→ **TASK OBJECTIVE**:
Copy out the listing that follows exactly, dropping every picture.

Excerpts from a figure dataset:
* * * *

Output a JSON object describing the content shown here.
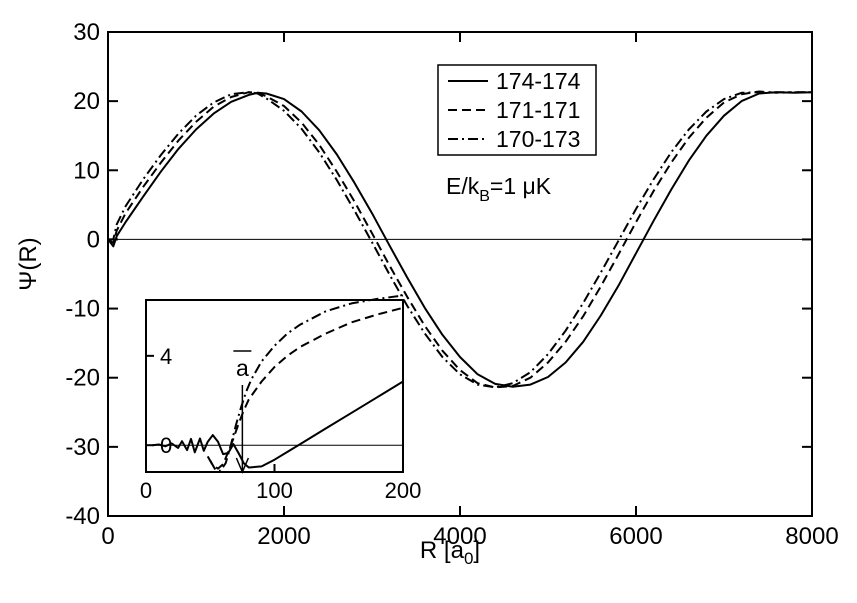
{
  "chart_data": [
    {
      "type": "line",
      "xlabel": "R [a0]",
      "xlabel_parts": {
        "main": "R [a",
        "sub": "0",
        "close": "]"
      },
      "ylabel": "Ψ(R)",
      "xlim": [
        0,
        8000
      ],
      "ylim": [
        -40,
        30
      ],
      "xticks": [
        0,
        2000,
        4000,
        6000,
        8000
      ],
      "yticks": [
        -40,
        -30,
        -20,
        -10,
        0,
        10,
        20,
        30
      ],
      "reference_line_y": 0,
      "legend_position": "top-right",
      "annotation": "E/kB=1 μK",
      "annotation_parts": {
        "main": "E/k",
        "sub": "B",
        "rest": "=1 μK"
      },
      "series": [
        {
          "name": "174-174",
          "style": "solid",
          "x": [
            0,
            60,
            100,
            200,
            400,
            600,
            800,
            1000,
            1200,
            1400,
            1600,
            1700,
            1800,
            2000,
            2200,
            2400,
            2600,
            2800,
            3000,
            3200,
            3400,
            3600,
            3800,
            4000,
            4200,
            4400,
            4600,
            4800,
            5000,
            5200,
            5400,
            5600,
            5800,
            6000,
            6200,
            6400,
            6600,
            6800,
            7000,
            7200,
            7400,
            7600,
            7800,
            8000
          ],
          "y": [
            0,
            -1,
            0.5,
            2.5,
            6.2,
            9.8,
            13.1,
            15.9,
            18.2,
            19.9,
            20.9,
            21.2,
            21.1,
            20.3,
            18.5,
            15.8,
            12.3,
            8.2,
            3.8,
            -0.9,
            -5.5,
            -9.9,
            -13.8,
            -17.0,
            -19.5,
            -20.9,
            -21.3,
            -21.0,
            -19.9,
            -17.8,
            -14.8,
            -11.0,
            -6.7,
            -2.0,
            2.7,
            7.2,
            11.4,
            15.0,
            17.9,
            20.0,
            21.1,
            21.3,
            21.2,
            21.3
          ]
        },
        {
          "name": "171-171",
          "style": "dashed",
          "x": [
            0,
            60,
            100,
            200,
            400,
            600,
            800,
            1000,
            1200,
            1400,
            1600,
            1700,
            1800,
            2000,
            2200,
            2400,
            2600,
            2800,
            3000,
            3200,
            3400,
            3600,
            3800,
            4000,
            4200,
            4400,
            4600,
            4800,
            5000,
            5200,
            5400,
            5600,
            5800,
            6000,
            6200,
            6400,
            6600,
            6800,
            7000,
            7200,
            7400,
            7600,
            7800,
            8000
          ],
          "y": [
            0,
            -0.5,
            1.3,
            3.8,
            7.6,
            11.1,
            14.3,
            17.0,
            19.2,
            20.6,
            21.3,
            21.2,
            20.7,
            19.3,
            16.9,
            13.7,
            9.8,
            5.5,
            0.9,
            -3.8,
            -8.3,
            -12.5,
            -16.1,
            -18.9,
            -20.8,
            -21.4,
            -21.2,
            -20.0,
            -17.8,
            -14.8,
            -11.1,
            -6.8,
            -2.2,
            2.5,
            7.0,
            11.1,
            14.7,
            17.6,
            19.8,
            21.0,
            21.4,
            21.2,
            21.3,
            21.3
          ]
        },
        {
          "name": "170-173",
          "style": "dashdot",
          "x": [
            0,
            60,
            100,
            200,
            400,
            600,
            800,
            1000,
            1200,
            1400,
            1600,
            1700,
            1800,
            2000,
            2200,
            2400,
            2600,
            2800,
            3000,
            3200,
            3400,
            3600,
            3800,
            4000,
            4200,
            4400,
            4600,
            4800,
            5000,
            5200,
            5400,
            5600,
            5800,
            6000,
            6200,
            6400,
            6600,
            6800,
            7000,
            7200,
            7400,
            7600,
            7800,
            8000
          ],
          "y": [
            0,
            0,
            2.2,
            4.8,
            8.7,
            12.2,
            15.3,
            17.9,
            19.8,
            21.0,
            21.3,
            21.1,
            20.4,
            18.6,
            16.0,
            12.6,
            8.6,
            4.2,
            -0.4,
            -5.1,
            -9.6,
            -13.6,
            -17.0,
            -19.5,
            -21.0,
            -21.4,
            -20.8,
            -19.2,
            -16.6,
            -13.2,
            -9.2,
            -4.8,
            -0.2,
            4.4,
            8.7,
            12.6,
            15.9,
            18.5,
            20.3,
            21.2,
            21.3,
            21.3,
            21.3,
            21.3
          ]
        }
      ]
    },
    {
      "type": "line",
      "role": "inset",
      "xlim": [
        0,
        200
      ],
      "ylim": [
        -1.2,
        6.5
      ],
      "xticks": [
        0,
        100,
        200
      ],
      "yticks": [
        0,
        4
      ],
      "reference_line_y": 0,
      "marker_label": "a",
      "marker_x": 75,
      "series": [
        {
          "name": "174-174",
          "style": "solid",
          "x": [
            5,
            10,
            15,
            20,
            25,
            28,
            32,
            35,
            38,
            42,
            45,
            48,
            52,
            56,
            60,
            64,
            68,
            72,
            76,
            80,
            90,
            100,
            110,
            120,
            140,
            160,
            180,
            200
          ],
          "y": [
            0,
            0.03,
            -0.05,
            0.08,
            -0.12,
            0.18,
            -0.22,
            0.28,
            -0.32,
            0.3,
            -0.25,
            0.15,
            0.45,
            0.15,
            -0.4,
            -0.35,
            0.05,
            -0.35,
            -0.8,
            -1.0,
            -0.95,
            -0.65,
            -0.3,
            0.05,
            0.75,
            1.45,
            2.15,
            2.85
          ]
        },
        {
          "name": "171-171",
          "style": "dashed",
          "x": [
            48,
            52,
            56,
            60,
            64,
            68,
            72,
            76,
            80,
            90,
            100,
            110,
            120,
            140,
            160,
            180,
            200
          ],
          "y": [
            -0.5,
            -0.9,
            -1.05,
            -0.85,
            -0.3,
            0.3,
            0.95,
            1.55,
            2.05,
            2.85,
            3.5,
            4.0,
            4.4,
            5.0,
            5.5,
            5.85,
            6.15
          ]
        },
        {
          "name": "170-173",
          "style": "dashdot",
          "x": [
            50,
            54,
            58,
            62,
            66,
            70,
            74,
            78,
            82,
            90,
            100,
            110,
            120,
            140,
            160,
            180,
            200
          ],
          "y": [
            -0.7,
            -1.1,
            -1.15,
            -0.8,
            0.0,
            0.9,
            1.7,
            2.4,
            2.95,
            3.75,
            4.45,
            5.0,
            5.4,
            6.0,
            6.35,
            6.55,
            6.7
          ]
        }
      ]
    }
  ]
}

* * * *

→ **REPLY TO THE EXERCISE**:
Output a JSON object describing the content shown here.
{
  "chart_data": [
    {
      "type": "line",
      "xlabel": "R [a0]",
      "xlabel_parts": {
        "main": "R [a",
        "sub": "0",
        "close": "]"
      },
      "ylabel": "Ψ(R)",
      "xlim": [
        0,
        8000
      ],
      "ylim": [
        -40,
        30
      ],
      "xticks": [
        0,
        2000,
        4000,
        6000,
        8000
      ],
      "yticks": [
        -40,
        -30,
        -20,
        -10,
        0,
        10,
        20,
        30
      ],
      "reference_line_y": 0,
      "legend_position": "top-right",
      "annotation": "E/kB=1 μK",
      "annotation_parts": {
        "main": "E/k",
        "sub": "B",
        "rest": "=1 μK"
      },
      "series": [
        {
          "name": "174-174",
          "style": "solid",
          "x": [
            0,
            60,
            100,
            200,
            400,
            600,
            800,
            1000,
            1200,
            1400,
            1600,
            1700,
            1800,
            2000,
            2200,
            2400,
            2600,
            2800,
            3000,
            3200,
            3400,
            3600,
            3800,
            4000,
            4200,
            4400,
            4600,
            4800,
            5000,
            5200,
            5400,
            5600,
            5800,
            6000,
            6200,
            6400,
            6600,
            6800,
            7000,
            7200,
            7400,
            7600,
            7800,
            8000
          ],
          "y": [
            0,
            -1,
            0.5,
            2.5,
            6.2,
            9.8,
            13.1,
            15.9,
            18.2,
            19.9,
            20.9,
            21.2,
            21.1,
            20.3,
            18.5,
            15.8,
            12.3,
            8.2,
            3.8,
            -0.9,
            -5.5,
            -9.9,
            -13.8,
            -17.0,
            -19.5,
            -20.9,
            -21.3,
            -21.0,
            -19.9,
            -17.8,
            -14.8,
            -11.0,
            -6.7,
            -2.0,
            2.7,
            7.2,
            11.4,
            15.0,
            17.9,
            20.0,
            21.1,
            21.3,
            21.2,
            21.3
          ]
        },
        {
          "name": "171-171",
          "style": "dashed",
          "x": [
            0,
            60,
            100,
            200,
            400,
            600,
            800,
            1000,
            1200,
            1400,
            1600,
            1700,
            1800,
            2000,
            2200,
            2400,
            2600,
            2800,
            3000,
            3200,
            3400,
            3600,
            3800,
            4000,
            4200,
            4400,
            4600,
            4800,
            5000,
            5200,
            5400,
            5600,
            5800,
            6000,
            6200,
            6400,
            6600,
            6800,
            7000,
            7200,
            7400,
            7600,
            7800,
            8000
          ],
          "y": [
            0,
            -0.5,
            1.3,
            3.8,
            7.6,
            11.1,
            14.3,
            17.0,
            19.2,
            20.6,
            21.3,
            21.2,
            20.7,
            19.3,
            16.9,
            13.7,
            9.8,
            5.5,
            0.9,
            -3.8,
            -8.3,
            -12.5,
            -16.1,
            -18.9,
            -20.8,
            -21.4,
            -21.2,
            -20.0,
            -17.8,
            -14.8,
            -11.1,
            -6.8,
            -2.2,
            2.5,
            7.0,
            11.1,
            14.7,
            17.6,
            19.8,
            21.0,
            21.4,
            21.2,
            21.3,
            21.3
          ]
        },
        {
          "name": "170-173",
          "style": "dashdot",
          "x": [
            0,
            60,
            100,
            200,
            400,
            600,
            800,
            1000,
            1200,
            1400,
            1600,
            1700,
            1800,
            2000,
            2200,
            2400,
            2600,
            2800,
            3000,
            3200,
            3400,
            3600,
            3800,
            4000,
            4200,
            4400,
            4600,
            4800,
            5000,
            5200,
            5400,
            5600,
            5800,
            6000,
            6200,
            6400,
            6600,
            6800,
            7000,
            7200,
            7400,
            7600,
            7800,
            8000
          ],
          "y": [
            0,
            0,
            2.2,
            4.8,
            8.7,
            12.2,
            15.3,
            17.9,
            19.8,
            21.0,
            21.3,
            21.1,
            20.4,
            18.6,
            16.0,
            12.6,
            8.6,
            4.2,
            -0.4,
            -5.1,
            -9.6,
            -13.6,
            -17.0,
            -19.5,
            -21.0,
            -21.4,
            -20.8,
            -19.2,
            -16.6,
            -13.2,
            -9.2,
            -4.8,
            -0.2,
            4.4,
            8.7,
            12.6,
            15.9,
            18.5,
            20.3,
            21.2,
            21.3,
            21.3,
            21.3,
            21.3
          ]
        }
      ]
    },
    {
      "type": "line",
      "role": "inset",
      "xlim": [
        0,
        200
      ],
      "ylim": [
        -1.2,
        6.5
      ],
      "xticks": [
        0,
        100,
        200
      ],
      "yticks": [
        0,
        4
      ],
      "reference_line_y": 0,
      "marker_label": "a",
      "marker_x": 75,
      "series": [
        {
          "name": "174-174",
          "style": "solid",
          "x": [
            5,
            10,
            15,
            20,
            25,
            28,
            32,
            35,
            38,
            42,
            45,
            48,
            52,
            56,
            60,
            64,
            68,
            72,
            76,
            80,
            90,
            100,
            110,
            120,
            140,
            160,
            180,
            200
          ],
          "y": [
            0,
            0.03,
            -0.05,
            0.08,
            -0.12,
            0.18,
            -0.22,
            0.28,
            -0.32,
            0.3,
            -0.25,
            0.15,
            0.45,
            0.15,
            -0.4,
            -0.35,
            0.05,
            -0.35,
            -0.8,
            -1.0,
            -0.95,
            -0.65,
            -0.3,
            0.05,
            0.75,
            1.45,
            2.15,
            2.85
          ]
        },
        {
          "name": "171-171",
          "style": "dashed",
          "x": [
            48,
            52,
            56,
            60,
            64,
            68,
            72,
            76,
            80,
            90,
            100,
            110,
            120,
            140,
            160,
            180,
            200
          ],
          "y": [
            -0.5,
            -0.9,
            -1.05,
            -0.85,
            -0.3,
            0.3,
            0.95,
            1.55,
            2.05,
            2.85,
            3.5,
            4.0,
            4.4,
            5.0,
            5.5,
            5.85,
            6.15
          ]
        },
        {
          "name": "170-173",
          "style": "dashdot",
          "x": [
            50,
            54,
            58,
            62,
            66,
            70,
            74,
            78,
            82,
            90,
            100,
            110,
            120,
            140,
            160,
            180,
            200
          ],
          "y": [
            -0.7,
            -1.1,
            -1.15,
            -0.8,
            0.0,
            0.9,
            1.7,
            2.4,
            2.95,
            3.75,
            4.45,
            5.0,
            5.4,
            6.0,
            6.35,
            6.55,
            6.7
          ]
        }
      ]
    }
  ]
}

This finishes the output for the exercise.